What you are asked to do -> Of all the lines in this data, how many include "NIPAAm"? Respond with the number only.

-- Start Input for this task --

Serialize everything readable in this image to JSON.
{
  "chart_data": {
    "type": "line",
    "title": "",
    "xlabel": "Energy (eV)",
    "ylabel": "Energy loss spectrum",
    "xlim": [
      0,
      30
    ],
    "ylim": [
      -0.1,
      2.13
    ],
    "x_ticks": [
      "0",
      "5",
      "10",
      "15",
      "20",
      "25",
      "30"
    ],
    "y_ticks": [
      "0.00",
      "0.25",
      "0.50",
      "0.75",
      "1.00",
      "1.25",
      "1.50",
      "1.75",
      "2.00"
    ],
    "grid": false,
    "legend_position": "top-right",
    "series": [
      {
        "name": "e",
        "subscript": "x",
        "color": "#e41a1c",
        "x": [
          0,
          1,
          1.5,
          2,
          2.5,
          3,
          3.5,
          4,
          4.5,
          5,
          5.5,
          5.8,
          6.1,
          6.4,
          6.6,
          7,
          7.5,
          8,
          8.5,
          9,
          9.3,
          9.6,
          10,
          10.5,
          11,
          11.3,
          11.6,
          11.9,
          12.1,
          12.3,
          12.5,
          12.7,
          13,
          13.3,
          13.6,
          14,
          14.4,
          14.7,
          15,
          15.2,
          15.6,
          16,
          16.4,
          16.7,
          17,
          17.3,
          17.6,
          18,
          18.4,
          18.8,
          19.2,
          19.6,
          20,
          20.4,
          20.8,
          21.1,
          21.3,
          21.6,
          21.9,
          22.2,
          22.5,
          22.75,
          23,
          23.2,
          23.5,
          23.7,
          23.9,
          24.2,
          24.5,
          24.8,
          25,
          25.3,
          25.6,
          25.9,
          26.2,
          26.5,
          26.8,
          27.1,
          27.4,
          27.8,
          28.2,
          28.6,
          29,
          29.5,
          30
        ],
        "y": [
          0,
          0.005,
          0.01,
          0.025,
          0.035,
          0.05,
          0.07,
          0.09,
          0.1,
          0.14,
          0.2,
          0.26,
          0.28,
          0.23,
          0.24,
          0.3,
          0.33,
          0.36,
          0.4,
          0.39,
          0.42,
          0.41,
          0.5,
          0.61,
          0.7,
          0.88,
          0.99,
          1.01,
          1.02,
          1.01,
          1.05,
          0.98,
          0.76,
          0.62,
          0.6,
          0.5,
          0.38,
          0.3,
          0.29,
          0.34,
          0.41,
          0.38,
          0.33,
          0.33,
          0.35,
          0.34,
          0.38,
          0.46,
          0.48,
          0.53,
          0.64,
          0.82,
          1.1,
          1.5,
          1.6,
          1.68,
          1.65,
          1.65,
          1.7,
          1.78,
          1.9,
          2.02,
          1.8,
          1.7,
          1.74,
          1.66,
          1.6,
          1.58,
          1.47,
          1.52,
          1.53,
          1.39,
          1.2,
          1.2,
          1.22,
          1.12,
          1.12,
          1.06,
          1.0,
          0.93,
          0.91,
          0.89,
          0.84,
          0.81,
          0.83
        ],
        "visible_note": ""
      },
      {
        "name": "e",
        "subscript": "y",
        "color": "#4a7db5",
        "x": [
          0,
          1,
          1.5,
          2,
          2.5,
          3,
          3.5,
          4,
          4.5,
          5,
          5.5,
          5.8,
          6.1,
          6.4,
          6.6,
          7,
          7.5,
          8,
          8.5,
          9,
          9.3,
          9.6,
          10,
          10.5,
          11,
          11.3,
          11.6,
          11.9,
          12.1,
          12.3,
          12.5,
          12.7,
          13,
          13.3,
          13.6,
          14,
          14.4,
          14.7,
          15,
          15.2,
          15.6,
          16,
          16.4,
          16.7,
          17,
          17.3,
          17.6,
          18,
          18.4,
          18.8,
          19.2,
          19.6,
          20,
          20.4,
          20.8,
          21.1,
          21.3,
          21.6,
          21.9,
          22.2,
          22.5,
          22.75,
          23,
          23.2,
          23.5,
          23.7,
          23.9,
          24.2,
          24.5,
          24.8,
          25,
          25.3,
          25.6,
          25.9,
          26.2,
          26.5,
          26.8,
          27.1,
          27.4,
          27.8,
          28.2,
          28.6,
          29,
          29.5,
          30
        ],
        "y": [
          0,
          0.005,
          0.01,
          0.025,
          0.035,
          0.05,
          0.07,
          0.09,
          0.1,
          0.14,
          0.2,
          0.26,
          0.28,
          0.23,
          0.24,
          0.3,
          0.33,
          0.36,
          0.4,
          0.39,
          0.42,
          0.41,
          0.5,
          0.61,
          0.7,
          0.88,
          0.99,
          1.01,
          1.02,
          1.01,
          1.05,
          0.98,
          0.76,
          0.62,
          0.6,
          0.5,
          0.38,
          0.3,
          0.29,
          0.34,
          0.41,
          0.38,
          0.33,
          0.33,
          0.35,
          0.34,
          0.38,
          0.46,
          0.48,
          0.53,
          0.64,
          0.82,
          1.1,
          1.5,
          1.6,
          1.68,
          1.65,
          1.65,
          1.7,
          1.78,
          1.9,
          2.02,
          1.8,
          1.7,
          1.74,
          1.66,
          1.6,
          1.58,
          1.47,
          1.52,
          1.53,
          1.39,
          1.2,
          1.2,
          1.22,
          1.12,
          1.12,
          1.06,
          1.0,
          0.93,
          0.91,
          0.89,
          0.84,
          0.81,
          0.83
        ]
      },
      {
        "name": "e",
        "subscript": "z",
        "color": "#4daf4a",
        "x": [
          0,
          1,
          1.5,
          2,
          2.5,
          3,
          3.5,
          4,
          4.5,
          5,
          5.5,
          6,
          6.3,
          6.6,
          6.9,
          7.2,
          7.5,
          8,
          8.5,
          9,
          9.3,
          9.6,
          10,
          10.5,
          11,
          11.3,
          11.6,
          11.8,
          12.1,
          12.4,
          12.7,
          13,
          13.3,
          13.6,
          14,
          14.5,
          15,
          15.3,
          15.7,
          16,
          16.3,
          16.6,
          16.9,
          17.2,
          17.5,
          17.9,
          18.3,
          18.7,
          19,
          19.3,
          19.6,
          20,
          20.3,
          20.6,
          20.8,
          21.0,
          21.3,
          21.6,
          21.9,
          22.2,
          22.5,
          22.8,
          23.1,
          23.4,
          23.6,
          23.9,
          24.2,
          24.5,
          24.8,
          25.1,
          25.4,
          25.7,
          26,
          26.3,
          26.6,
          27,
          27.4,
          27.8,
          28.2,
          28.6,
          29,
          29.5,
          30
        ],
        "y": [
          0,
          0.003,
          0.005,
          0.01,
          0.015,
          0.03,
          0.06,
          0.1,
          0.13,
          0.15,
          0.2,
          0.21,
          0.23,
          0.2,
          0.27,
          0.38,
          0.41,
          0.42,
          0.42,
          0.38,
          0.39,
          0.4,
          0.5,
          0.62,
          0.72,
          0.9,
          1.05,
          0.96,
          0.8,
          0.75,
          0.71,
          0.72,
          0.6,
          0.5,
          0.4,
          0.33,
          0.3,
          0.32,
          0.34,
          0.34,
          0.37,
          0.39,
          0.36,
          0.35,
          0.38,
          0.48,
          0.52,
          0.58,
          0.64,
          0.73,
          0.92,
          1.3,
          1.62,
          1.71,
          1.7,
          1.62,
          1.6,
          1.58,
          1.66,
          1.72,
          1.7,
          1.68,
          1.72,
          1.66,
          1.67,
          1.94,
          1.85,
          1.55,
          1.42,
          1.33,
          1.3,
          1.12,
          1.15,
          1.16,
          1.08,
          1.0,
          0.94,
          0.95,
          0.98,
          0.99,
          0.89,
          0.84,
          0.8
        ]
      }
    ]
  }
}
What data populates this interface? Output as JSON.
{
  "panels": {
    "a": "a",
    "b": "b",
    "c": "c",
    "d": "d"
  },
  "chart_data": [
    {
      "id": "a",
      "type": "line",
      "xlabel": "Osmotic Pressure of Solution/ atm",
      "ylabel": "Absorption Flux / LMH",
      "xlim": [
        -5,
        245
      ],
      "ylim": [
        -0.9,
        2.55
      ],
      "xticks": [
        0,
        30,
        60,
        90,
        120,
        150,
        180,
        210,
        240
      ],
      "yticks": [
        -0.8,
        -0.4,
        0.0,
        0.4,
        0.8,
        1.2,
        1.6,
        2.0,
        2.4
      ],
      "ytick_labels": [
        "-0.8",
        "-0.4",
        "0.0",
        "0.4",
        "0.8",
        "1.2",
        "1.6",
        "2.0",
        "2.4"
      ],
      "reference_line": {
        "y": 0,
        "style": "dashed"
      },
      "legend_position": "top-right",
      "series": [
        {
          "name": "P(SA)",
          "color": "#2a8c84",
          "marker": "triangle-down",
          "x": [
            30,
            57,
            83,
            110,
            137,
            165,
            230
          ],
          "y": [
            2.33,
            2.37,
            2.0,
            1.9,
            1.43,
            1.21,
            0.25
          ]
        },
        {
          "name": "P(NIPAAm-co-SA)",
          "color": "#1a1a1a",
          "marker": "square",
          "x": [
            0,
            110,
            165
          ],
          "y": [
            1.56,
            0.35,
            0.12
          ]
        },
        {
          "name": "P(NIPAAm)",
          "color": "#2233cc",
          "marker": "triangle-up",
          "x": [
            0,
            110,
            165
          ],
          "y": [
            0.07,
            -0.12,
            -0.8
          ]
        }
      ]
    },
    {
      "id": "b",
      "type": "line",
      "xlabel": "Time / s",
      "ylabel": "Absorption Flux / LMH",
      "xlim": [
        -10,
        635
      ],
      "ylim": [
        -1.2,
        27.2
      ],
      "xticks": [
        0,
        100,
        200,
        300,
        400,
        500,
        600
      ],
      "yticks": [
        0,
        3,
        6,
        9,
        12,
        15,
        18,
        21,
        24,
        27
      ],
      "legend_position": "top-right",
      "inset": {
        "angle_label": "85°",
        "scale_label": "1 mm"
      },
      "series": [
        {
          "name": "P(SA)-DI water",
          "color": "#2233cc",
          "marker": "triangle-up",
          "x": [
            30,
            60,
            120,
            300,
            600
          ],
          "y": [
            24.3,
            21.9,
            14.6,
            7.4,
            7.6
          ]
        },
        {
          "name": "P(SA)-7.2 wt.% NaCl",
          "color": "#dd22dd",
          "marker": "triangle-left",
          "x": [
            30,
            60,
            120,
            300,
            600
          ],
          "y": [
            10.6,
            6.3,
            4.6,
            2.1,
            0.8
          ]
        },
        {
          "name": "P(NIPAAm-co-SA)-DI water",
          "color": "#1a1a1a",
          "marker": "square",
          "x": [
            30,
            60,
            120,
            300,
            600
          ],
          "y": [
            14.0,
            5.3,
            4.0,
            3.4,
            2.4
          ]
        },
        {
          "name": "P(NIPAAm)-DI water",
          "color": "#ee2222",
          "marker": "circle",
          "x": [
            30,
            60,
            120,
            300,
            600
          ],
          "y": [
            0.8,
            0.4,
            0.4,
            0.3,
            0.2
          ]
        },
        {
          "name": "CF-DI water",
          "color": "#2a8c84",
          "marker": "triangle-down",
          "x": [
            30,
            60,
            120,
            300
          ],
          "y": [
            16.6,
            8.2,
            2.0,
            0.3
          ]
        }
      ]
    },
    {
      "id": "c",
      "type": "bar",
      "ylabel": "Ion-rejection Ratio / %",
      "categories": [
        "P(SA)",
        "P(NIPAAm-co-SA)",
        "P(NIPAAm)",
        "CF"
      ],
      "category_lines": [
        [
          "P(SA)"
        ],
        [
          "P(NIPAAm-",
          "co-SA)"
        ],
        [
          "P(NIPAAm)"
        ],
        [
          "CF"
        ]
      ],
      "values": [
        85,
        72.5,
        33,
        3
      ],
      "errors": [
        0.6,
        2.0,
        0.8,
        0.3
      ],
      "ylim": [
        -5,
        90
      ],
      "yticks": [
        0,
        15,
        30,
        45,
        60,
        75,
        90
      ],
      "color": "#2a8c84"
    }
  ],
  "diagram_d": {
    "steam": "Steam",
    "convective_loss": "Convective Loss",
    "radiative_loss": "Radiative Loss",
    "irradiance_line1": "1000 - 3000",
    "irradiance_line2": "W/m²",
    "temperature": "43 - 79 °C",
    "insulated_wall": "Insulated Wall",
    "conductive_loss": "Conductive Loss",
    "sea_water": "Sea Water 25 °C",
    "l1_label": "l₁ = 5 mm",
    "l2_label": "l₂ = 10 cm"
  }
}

-- End Input for this task --

Result of this task -> 8